▸ **Directions**
Transcribe the records that follow exactly. Skip the pictures.

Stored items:
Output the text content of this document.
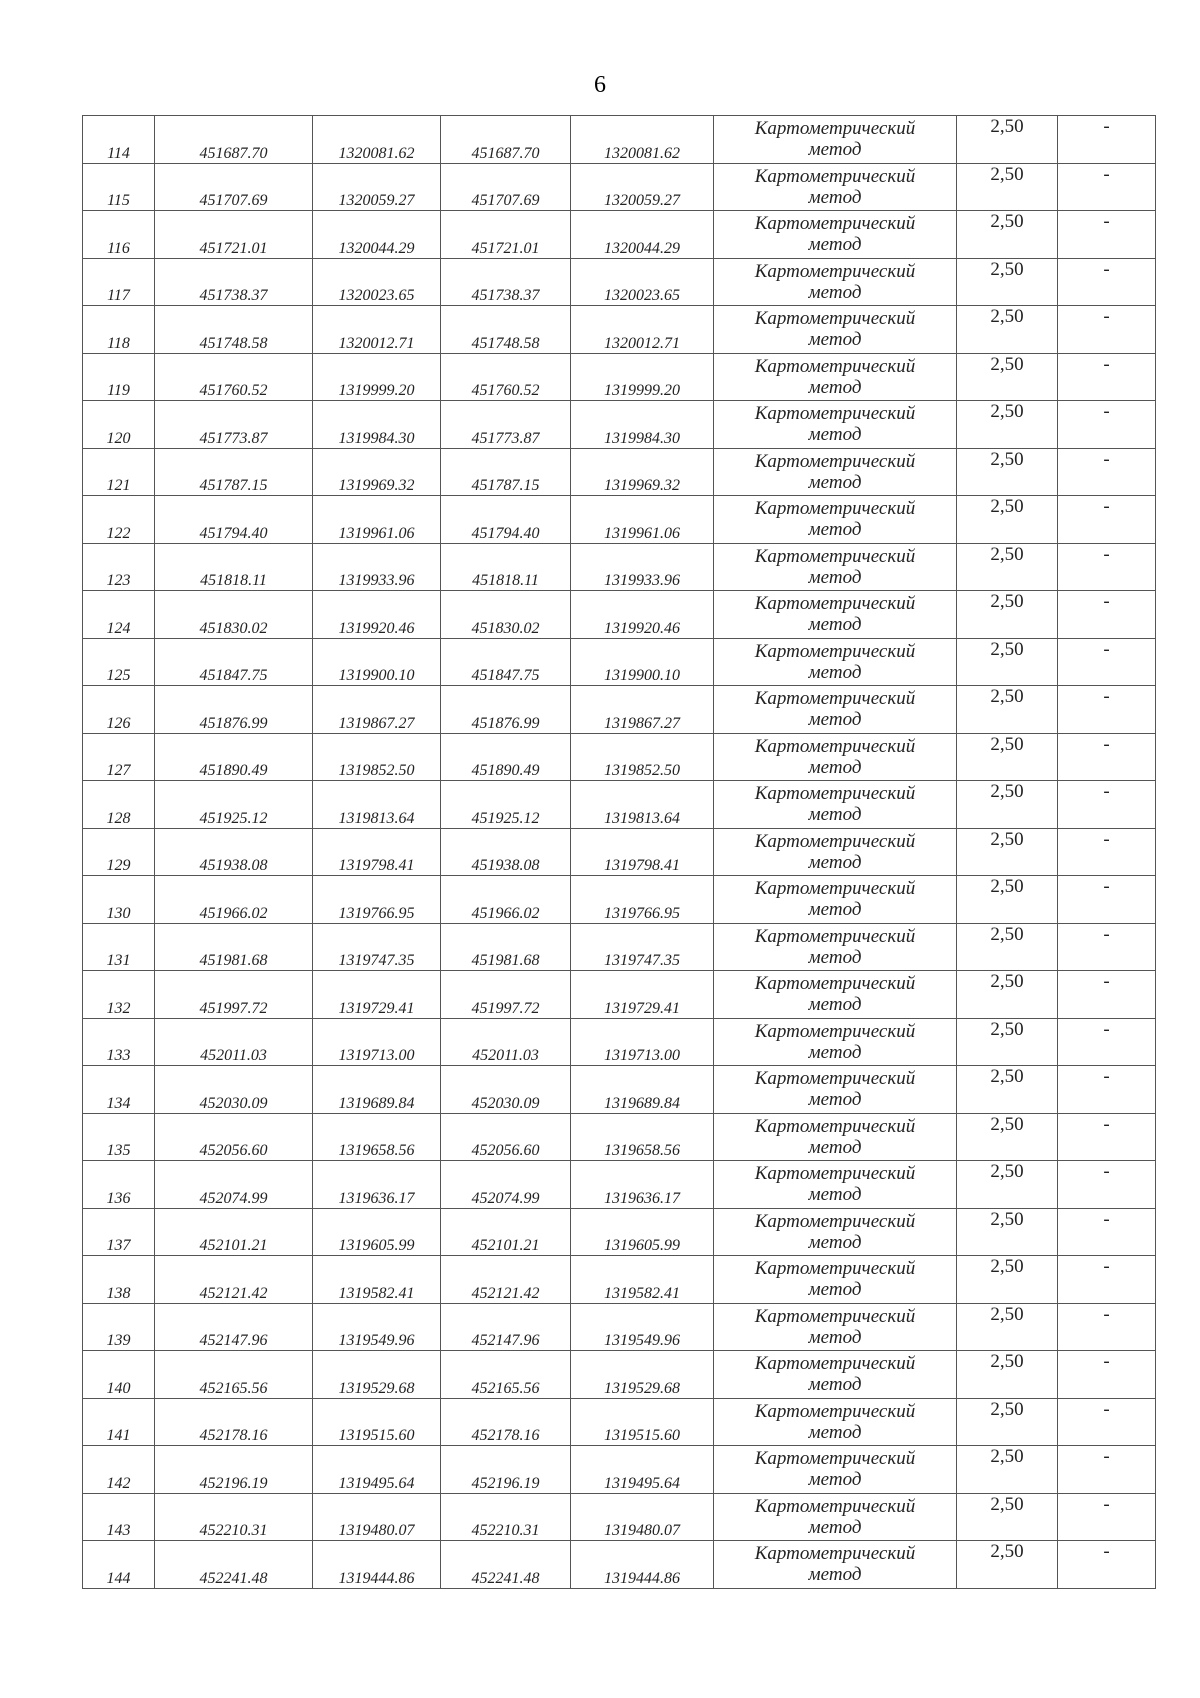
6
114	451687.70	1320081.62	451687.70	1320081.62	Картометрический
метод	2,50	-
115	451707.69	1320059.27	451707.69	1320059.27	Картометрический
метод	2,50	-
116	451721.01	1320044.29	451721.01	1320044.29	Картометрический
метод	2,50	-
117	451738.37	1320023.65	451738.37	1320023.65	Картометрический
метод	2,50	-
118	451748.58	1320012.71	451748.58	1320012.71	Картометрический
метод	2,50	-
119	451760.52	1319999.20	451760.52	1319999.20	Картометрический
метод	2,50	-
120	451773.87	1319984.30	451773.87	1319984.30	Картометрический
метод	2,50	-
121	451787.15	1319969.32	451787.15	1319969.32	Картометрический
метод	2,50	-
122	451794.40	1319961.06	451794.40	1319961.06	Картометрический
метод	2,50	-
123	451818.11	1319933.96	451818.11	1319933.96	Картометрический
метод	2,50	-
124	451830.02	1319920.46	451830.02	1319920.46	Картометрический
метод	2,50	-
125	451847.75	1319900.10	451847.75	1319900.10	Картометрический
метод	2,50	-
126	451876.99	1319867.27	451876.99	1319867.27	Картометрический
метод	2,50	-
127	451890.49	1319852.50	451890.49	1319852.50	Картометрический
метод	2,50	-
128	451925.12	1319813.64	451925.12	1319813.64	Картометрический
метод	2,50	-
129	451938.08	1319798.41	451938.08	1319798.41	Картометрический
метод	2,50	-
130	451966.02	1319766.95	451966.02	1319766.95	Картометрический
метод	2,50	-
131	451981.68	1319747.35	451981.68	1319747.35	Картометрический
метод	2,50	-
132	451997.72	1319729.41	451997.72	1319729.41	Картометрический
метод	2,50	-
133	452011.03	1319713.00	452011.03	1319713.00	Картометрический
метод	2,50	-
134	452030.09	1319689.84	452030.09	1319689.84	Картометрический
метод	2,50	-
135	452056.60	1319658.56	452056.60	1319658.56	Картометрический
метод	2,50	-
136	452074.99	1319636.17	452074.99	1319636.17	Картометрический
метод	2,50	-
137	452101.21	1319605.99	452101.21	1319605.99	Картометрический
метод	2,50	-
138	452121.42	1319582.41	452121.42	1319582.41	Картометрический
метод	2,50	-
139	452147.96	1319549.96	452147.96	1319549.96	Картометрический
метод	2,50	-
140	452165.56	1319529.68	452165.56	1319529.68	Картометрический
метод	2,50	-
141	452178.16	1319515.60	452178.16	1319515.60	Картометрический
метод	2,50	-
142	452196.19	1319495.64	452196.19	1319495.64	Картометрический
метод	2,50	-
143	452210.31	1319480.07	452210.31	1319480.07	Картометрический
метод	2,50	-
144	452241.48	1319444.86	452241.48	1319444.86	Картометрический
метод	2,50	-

▸ **Answer in full**
Output the text content of this document.
6
114	451687.70	1320081.62	451687.70	1320081.62	Картометрический
метод	2,50	-
115	451707.69	1320059.27	451707.69	1320059.27	Картометрический
метод	2,50	-
116	451721.01	1320044.29	451721.01	1320044.29	Картометрический
метод	2,50	-
117	451738.37	1320023.65	451738.37	1320023.65	Картометрический
метод	2,50	-
118	451748.58	1320012.71	451748.58	1320012.71	Картометрический
метод	2,50	-
119	451760.52	1319999.20	451760.52	1319999.20	Картометрический
метод	2,50	-
120	451773.87	1319984.30	451773.87	1319984.30	Картометрический
метод	2,50	-
121	451787.15	1319969.32	451787.15	1319969.32	Картометрический
метод	2,50	-
122	451794.40	1319961.06	451794.40	1319961.06	Картометрический
метод	2,50	-
123	451818.11	1319933.96	451818.11	1319933.96	Картометрический
метод	2,50	-
124	451830.02	1319920.46	451830.02	1319920.46	Картометрический
метод	2,50	-
125	451847.75	1319900.10	451847.75	1319900.10	Картометрический
метод	2,50	-
126	451876.99	1319867.27	451876.99	1319867.27	Картометрический
метод	2,50	-
127	451890.49	1319852.50	451890.49	1319852.50	Картометрический
метод	2,50	-
128	451925.12	1319813.64	451925.12	1319813.64	Картометрический
метод	2,50	-
129	451938.08	1319798.41	451938.08	1319798.41	Картометрический
метод	2,50	-
130	451966.02	1319766.95	451966.02	1319766.95	Картометрический
метод	2,50	-
131	451981.68	1319747.35	451981.68	1319747.35	Картометрический
метод	2,50	-
132	451997.72	1319729.41	451997.72	1319729.41	Картометрический
метод	2,50	-
133	452011.03	1319713.00	452011.03	1319713.00	Картометрический
метод	2,50	-
134	452030.09	1319689.84	452030.09	1319689.84	Картометрический
метод	2,50	-
135	452056.60	1319658.56	452056.60	1319658.56	Картометрический
метод	2,50	-
136	452074.99	1319636.17	452074.99	1319636.17	Картометрический
метод	2,50	-
137	452101.21	1319605.99	452101.21	1319605.99	Картометрический
метод	2,50	-
138	452121.42	1319582.41	452121.42	1319582.41	Картометрический
метод	2,50	-
139	452147.96	1319549.96	452147.96	1319549.96	Картометрический
метод	2,50	-
140	452165.56	1319529.68	452165.56	1319529.68	Картометрический
метод	2,50	-
141	452178.16	1319515.60	452178.16	1319515.60	Картометрический
метод	2,50	-
142	452196.19	1319495.64	452196.19	1319495.64	Картометрический
метод	2,50	-
143	452210.31	1319480.07	452210.31	1319480.07	Картометрический
метод	2,50	-
144	452241.48	1319444.86	452241.48	1319444.86	Картометрический
метод	2,50	-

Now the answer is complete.